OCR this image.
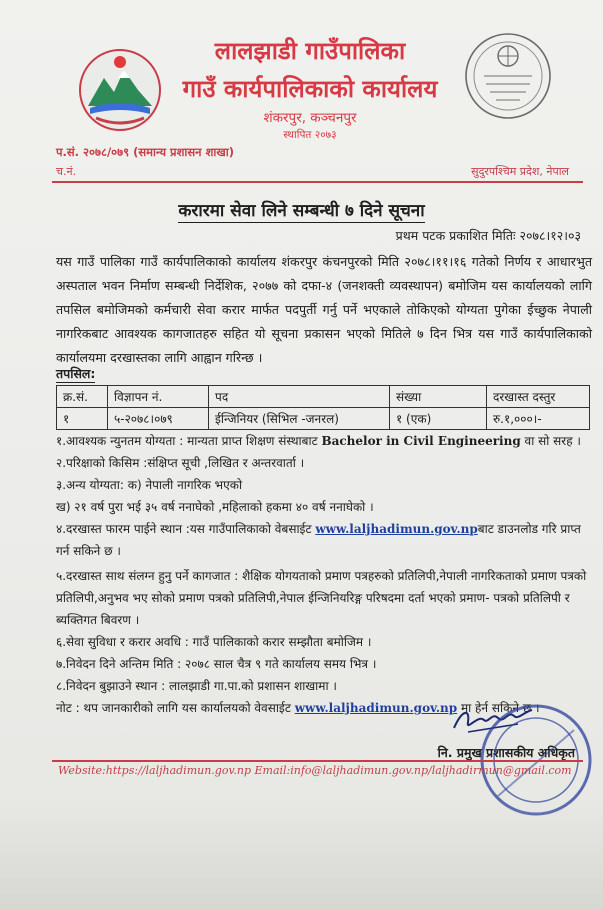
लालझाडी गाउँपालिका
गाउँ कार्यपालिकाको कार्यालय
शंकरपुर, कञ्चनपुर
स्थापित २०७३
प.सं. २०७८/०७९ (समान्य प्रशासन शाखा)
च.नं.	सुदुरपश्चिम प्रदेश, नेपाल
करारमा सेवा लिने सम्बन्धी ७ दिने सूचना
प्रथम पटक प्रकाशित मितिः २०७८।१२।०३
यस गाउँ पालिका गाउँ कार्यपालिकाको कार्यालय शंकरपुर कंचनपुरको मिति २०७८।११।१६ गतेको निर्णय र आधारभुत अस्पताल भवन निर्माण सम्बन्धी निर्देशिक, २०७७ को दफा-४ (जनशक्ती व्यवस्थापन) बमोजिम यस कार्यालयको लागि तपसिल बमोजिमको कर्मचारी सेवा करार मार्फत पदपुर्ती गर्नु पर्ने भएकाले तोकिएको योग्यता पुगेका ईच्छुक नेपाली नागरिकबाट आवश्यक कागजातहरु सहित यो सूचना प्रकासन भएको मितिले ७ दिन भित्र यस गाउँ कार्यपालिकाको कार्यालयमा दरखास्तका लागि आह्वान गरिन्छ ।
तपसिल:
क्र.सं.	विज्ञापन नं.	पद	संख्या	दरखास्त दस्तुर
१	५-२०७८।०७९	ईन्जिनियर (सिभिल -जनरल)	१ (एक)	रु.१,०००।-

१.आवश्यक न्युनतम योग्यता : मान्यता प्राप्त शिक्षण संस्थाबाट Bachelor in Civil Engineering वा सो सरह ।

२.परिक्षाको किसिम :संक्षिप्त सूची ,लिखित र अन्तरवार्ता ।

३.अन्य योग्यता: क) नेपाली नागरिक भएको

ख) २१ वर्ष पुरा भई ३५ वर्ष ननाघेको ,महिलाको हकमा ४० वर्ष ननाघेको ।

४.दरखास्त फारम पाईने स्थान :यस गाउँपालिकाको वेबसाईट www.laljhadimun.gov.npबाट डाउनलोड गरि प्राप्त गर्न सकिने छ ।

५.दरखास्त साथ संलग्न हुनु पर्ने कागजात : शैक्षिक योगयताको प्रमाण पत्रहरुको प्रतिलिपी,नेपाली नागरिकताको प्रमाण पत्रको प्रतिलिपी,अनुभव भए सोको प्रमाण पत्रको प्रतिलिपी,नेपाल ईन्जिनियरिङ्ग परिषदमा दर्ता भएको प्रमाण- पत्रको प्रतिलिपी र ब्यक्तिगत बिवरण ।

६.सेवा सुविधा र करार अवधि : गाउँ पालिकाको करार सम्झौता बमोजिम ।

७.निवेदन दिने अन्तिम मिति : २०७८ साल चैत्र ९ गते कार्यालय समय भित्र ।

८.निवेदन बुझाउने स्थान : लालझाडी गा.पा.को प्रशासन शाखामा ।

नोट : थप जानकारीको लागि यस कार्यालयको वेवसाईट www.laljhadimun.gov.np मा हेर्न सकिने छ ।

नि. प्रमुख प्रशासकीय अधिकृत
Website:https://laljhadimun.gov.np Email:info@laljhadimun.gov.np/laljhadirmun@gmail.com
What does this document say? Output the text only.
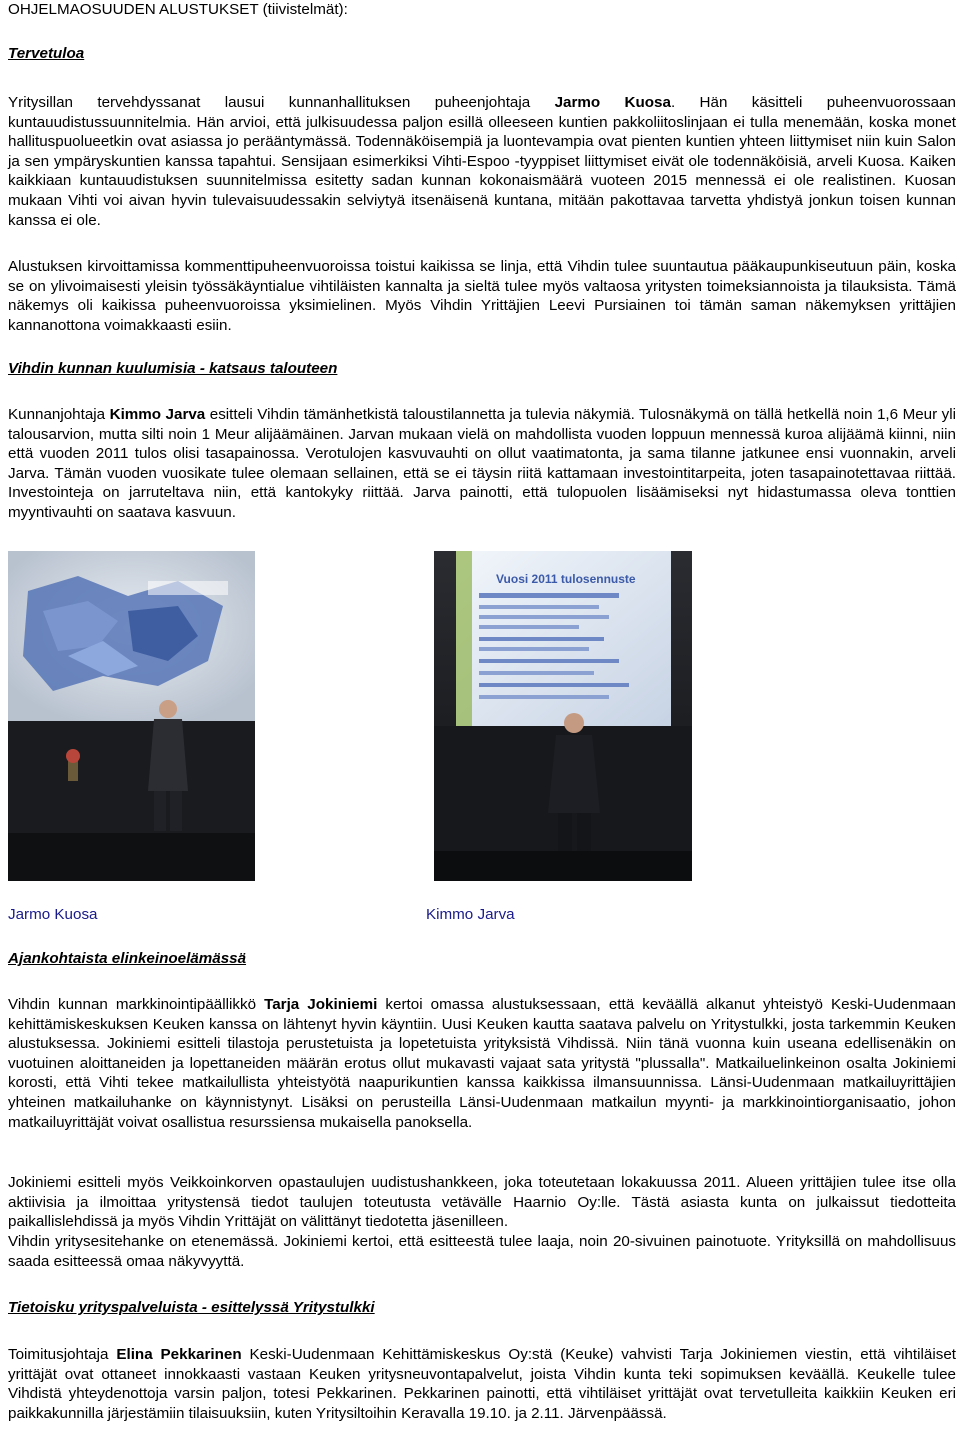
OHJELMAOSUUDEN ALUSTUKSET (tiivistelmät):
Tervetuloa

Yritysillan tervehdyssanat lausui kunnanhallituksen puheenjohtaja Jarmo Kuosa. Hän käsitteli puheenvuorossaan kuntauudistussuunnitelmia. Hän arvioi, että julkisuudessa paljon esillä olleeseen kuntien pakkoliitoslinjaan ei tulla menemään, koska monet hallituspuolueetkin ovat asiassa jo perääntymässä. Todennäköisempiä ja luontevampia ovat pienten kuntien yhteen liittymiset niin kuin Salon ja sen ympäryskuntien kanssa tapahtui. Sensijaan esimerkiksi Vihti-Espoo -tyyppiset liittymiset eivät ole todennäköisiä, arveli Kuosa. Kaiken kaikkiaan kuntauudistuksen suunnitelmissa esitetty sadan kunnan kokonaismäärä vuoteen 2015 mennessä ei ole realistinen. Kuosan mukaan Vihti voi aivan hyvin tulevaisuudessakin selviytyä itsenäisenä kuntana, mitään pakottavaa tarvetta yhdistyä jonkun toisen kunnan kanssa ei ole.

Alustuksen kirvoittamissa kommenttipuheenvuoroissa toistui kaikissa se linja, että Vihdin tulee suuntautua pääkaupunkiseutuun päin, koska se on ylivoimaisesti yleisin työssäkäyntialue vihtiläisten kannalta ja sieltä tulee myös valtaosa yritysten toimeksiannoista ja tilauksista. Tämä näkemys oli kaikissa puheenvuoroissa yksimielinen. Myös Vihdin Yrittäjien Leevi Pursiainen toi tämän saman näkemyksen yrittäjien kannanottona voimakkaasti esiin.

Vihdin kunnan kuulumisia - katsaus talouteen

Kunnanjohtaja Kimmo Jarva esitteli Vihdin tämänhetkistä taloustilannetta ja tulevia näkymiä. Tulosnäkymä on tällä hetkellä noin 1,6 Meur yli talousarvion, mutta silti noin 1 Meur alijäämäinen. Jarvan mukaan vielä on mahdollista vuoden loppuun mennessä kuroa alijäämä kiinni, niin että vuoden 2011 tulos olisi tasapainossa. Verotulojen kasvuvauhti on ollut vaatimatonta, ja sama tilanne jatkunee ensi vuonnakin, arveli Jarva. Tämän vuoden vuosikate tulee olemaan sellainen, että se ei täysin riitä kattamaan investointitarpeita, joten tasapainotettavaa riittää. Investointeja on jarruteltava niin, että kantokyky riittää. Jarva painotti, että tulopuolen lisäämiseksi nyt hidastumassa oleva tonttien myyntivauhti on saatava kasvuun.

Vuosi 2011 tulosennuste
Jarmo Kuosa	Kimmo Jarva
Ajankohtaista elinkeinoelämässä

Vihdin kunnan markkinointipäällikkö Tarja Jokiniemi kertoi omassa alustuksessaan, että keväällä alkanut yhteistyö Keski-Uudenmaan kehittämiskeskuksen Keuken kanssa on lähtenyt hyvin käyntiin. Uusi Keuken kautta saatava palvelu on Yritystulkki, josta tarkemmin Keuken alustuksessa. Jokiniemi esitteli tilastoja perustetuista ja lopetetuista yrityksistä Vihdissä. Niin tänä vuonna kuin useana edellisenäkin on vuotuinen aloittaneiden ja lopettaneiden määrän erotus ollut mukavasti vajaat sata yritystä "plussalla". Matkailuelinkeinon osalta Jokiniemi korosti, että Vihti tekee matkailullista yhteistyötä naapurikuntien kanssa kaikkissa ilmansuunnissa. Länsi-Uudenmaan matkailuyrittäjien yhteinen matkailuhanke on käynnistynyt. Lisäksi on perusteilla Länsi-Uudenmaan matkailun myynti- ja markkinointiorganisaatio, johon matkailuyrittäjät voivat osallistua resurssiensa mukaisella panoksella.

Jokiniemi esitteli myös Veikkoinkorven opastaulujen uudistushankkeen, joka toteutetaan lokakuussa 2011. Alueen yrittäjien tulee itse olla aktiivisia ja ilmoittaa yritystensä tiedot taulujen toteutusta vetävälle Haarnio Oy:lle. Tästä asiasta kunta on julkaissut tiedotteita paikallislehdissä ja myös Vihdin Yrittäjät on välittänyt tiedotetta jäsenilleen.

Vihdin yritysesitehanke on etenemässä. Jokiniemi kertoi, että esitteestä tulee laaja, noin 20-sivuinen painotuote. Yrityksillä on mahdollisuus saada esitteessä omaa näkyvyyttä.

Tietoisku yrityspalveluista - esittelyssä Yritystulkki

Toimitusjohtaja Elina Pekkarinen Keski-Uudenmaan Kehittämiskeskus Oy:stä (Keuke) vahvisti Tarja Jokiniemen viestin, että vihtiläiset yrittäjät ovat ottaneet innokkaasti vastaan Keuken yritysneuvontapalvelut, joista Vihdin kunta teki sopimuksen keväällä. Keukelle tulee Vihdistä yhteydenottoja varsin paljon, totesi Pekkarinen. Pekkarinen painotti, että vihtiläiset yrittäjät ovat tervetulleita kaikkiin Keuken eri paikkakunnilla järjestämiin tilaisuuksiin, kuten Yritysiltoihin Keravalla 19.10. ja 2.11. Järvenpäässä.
**********
Written request:
Pick out each line containing "laljhadimun" and report it.

Exercise solution:
४.दरखास्त फारम पाईने स्थान :यस गाउँपालिकाको वेबसाईट www.laljhadimun.gov.npबाट डाउनलोड गरि प्राप्त गर्न सकिने छ ।
नोट : थप जानकारीको लागि यस कार्यालयको वेवसाईट www.laljhadimun.gov.np मा हेर्न सकिने छ ।
Website:https://laljhadimun.gov.np Email:info@laljhadimun.gov.np/laljhadirmun@gmail.com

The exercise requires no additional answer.